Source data
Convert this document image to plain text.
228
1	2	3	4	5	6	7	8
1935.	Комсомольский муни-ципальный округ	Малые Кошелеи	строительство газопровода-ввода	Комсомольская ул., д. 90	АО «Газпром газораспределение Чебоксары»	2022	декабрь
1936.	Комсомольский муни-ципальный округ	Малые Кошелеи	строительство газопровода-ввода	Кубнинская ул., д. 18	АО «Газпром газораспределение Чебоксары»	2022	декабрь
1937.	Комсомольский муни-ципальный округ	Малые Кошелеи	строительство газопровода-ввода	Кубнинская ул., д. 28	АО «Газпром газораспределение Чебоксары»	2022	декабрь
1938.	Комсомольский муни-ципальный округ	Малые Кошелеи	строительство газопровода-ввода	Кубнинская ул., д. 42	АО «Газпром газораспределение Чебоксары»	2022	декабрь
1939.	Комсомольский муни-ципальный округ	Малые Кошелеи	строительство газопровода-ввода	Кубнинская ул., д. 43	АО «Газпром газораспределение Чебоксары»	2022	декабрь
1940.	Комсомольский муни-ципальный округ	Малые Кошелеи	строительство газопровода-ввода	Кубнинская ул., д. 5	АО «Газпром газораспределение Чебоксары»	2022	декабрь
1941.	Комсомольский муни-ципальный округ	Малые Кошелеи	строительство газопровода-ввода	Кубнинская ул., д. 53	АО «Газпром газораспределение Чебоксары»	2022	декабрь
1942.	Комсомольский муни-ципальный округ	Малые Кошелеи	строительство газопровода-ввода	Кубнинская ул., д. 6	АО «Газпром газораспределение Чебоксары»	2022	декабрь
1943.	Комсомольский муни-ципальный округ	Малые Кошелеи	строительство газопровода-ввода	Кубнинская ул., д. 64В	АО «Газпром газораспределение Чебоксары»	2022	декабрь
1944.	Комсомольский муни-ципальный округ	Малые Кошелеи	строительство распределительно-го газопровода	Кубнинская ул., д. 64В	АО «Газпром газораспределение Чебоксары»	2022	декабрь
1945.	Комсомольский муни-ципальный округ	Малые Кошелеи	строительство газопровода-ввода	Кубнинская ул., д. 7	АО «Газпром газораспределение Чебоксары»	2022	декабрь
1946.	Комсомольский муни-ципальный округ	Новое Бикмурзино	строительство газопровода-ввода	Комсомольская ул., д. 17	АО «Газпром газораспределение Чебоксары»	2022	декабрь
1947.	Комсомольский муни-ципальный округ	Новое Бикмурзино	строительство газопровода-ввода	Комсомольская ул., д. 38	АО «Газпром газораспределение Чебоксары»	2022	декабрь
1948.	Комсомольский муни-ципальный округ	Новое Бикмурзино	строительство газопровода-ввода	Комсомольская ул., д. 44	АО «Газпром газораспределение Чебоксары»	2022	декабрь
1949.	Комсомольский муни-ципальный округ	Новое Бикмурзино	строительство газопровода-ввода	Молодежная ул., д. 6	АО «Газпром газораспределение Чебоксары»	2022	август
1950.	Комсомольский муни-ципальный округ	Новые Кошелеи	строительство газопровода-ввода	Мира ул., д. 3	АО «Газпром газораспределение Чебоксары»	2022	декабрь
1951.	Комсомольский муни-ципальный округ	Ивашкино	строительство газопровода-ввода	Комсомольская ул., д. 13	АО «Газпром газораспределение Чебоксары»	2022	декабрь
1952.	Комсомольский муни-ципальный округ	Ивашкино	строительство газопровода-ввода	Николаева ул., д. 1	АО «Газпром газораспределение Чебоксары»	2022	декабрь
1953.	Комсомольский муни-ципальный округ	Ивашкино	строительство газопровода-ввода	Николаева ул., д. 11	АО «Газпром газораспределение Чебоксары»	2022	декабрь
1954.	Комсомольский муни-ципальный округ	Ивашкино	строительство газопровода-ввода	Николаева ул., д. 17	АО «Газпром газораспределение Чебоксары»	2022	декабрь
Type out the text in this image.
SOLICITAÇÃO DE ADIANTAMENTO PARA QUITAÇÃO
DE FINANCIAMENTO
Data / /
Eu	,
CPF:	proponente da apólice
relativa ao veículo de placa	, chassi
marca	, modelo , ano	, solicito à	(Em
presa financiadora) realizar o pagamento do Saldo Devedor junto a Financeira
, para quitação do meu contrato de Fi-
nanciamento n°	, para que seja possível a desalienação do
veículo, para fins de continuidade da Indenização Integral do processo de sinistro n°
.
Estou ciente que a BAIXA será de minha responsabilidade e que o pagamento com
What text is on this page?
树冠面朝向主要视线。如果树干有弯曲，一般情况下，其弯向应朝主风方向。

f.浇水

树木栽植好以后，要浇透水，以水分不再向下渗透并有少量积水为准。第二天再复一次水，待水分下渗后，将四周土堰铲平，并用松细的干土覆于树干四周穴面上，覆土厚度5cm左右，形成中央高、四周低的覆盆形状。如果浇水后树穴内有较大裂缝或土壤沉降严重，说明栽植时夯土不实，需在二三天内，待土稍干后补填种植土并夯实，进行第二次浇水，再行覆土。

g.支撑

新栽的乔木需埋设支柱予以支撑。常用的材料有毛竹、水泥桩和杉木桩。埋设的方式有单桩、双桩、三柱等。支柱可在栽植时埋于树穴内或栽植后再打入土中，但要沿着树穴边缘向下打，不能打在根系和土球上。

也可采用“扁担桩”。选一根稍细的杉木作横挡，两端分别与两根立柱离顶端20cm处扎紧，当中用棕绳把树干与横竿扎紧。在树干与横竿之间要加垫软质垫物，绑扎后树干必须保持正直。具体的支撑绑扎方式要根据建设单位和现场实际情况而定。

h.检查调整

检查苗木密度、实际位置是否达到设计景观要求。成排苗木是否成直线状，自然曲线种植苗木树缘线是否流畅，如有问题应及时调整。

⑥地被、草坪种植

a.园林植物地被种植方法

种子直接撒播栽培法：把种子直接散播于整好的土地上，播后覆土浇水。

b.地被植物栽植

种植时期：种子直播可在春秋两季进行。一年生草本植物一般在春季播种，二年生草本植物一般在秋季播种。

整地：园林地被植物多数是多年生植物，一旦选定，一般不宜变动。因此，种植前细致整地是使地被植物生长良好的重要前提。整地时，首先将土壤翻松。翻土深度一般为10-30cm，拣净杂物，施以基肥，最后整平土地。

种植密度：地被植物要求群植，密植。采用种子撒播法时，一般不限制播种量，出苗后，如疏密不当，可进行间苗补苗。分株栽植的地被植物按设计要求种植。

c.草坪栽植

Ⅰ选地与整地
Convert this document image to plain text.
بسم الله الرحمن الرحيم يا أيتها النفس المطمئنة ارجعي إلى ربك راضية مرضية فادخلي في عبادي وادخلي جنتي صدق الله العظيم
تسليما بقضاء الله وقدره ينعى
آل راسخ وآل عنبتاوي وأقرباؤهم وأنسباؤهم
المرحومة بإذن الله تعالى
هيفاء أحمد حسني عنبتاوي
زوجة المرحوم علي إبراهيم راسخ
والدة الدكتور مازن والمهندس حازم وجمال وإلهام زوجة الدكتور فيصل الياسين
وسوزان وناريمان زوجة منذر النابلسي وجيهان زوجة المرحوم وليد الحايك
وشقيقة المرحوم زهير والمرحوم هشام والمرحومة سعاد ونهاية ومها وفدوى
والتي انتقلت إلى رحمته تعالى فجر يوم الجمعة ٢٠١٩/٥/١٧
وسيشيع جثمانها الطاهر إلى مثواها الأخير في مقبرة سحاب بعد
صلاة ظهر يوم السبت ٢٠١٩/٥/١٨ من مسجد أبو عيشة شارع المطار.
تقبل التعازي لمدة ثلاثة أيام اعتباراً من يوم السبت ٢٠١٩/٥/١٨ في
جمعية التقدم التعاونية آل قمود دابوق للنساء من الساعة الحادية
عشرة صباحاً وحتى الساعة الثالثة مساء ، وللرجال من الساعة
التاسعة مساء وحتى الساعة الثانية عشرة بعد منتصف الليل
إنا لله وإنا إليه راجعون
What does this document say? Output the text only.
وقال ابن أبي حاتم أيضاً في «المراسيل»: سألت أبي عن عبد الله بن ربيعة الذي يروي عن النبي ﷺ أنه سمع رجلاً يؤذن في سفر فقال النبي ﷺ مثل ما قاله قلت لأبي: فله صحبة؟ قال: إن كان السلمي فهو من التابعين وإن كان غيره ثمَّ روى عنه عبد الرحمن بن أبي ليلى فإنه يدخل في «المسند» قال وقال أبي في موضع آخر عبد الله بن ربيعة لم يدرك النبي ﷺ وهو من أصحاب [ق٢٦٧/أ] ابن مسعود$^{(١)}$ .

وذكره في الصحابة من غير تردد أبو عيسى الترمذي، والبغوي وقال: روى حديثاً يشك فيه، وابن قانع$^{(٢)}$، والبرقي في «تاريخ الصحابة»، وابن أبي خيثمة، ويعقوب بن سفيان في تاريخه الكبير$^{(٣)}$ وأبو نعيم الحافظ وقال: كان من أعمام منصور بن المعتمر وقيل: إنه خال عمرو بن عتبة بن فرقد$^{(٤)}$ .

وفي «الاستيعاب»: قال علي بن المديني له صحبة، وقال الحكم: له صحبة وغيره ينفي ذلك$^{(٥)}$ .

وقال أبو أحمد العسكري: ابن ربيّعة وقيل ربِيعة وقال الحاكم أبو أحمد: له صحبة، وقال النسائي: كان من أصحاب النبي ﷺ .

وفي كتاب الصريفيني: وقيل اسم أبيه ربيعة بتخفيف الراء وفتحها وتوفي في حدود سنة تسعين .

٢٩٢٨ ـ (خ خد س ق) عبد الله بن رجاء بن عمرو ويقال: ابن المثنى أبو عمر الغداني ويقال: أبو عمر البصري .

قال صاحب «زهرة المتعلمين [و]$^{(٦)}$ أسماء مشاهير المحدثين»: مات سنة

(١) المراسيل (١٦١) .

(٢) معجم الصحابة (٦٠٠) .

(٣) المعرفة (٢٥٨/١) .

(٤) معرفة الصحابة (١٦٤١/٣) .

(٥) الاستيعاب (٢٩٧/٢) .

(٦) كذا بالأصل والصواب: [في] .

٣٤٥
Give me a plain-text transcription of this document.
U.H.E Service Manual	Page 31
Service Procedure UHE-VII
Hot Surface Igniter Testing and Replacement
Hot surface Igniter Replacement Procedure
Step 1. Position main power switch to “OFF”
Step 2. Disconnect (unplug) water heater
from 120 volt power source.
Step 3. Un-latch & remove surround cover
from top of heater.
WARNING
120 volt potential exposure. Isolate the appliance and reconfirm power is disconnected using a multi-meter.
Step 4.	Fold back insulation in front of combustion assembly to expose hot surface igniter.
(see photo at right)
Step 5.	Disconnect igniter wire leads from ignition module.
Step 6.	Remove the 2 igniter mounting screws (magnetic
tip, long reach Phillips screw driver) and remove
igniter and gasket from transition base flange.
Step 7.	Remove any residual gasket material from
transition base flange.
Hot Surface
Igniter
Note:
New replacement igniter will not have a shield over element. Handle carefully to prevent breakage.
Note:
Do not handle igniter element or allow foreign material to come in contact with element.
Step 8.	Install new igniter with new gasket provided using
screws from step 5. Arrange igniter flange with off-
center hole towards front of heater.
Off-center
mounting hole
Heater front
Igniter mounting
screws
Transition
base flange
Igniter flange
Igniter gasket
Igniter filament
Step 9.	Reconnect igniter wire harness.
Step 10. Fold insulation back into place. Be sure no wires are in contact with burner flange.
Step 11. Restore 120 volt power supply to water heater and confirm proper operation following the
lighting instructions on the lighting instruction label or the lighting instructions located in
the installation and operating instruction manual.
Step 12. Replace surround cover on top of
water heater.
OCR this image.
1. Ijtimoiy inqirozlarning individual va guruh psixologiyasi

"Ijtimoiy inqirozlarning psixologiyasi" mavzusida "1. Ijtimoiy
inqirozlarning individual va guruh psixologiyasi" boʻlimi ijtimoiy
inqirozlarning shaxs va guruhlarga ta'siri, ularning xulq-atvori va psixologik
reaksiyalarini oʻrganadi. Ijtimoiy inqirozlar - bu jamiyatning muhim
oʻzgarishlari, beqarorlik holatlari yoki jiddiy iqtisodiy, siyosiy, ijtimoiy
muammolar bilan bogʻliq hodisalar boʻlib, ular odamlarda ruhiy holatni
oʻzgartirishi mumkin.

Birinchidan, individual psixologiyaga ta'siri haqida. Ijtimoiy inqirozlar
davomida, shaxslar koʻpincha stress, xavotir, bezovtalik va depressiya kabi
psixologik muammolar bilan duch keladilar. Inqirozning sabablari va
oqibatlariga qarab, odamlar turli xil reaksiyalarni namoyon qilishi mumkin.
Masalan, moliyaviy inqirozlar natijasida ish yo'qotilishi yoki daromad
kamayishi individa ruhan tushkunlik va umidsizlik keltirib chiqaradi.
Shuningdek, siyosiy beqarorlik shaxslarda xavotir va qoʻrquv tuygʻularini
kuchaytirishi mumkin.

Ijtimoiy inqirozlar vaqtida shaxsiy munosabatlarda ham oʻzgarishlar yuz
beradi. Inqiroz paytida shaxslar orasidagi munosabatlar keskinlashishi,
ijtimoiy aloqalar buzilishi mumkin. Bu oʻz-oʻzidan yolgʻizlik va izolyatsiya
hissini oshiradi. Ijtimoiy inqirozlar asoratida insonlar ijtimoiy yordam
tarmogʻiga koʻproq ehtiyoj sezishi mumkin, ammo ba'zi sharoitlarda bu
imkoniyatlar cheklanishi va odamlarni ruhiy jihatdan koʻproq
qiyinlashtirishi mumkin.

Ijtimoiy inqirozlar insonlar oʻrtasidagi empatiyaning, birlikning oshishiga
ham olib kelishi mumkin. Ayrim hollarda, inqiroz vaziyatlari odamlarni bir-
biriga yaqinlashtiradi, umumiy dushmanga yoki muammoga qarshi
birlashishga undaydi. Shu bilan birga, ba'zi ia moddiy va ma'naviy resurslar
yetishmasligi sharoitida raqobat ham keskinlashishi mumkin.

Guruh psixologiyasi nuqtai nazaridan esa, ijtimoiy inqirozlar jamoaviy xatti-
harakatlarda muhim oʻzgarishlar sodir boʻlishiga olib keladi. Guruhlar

== DIRECTIONS ==
Which lines of the data above contain "insulation"? Copy each one.

== THE ANSWER ==
Step 4.	Fold back insulation in front of combustion assembly to expose hot surface igniter.
Step 10. Fold insulation back into place. Be sure no wires are in contact with burner flange.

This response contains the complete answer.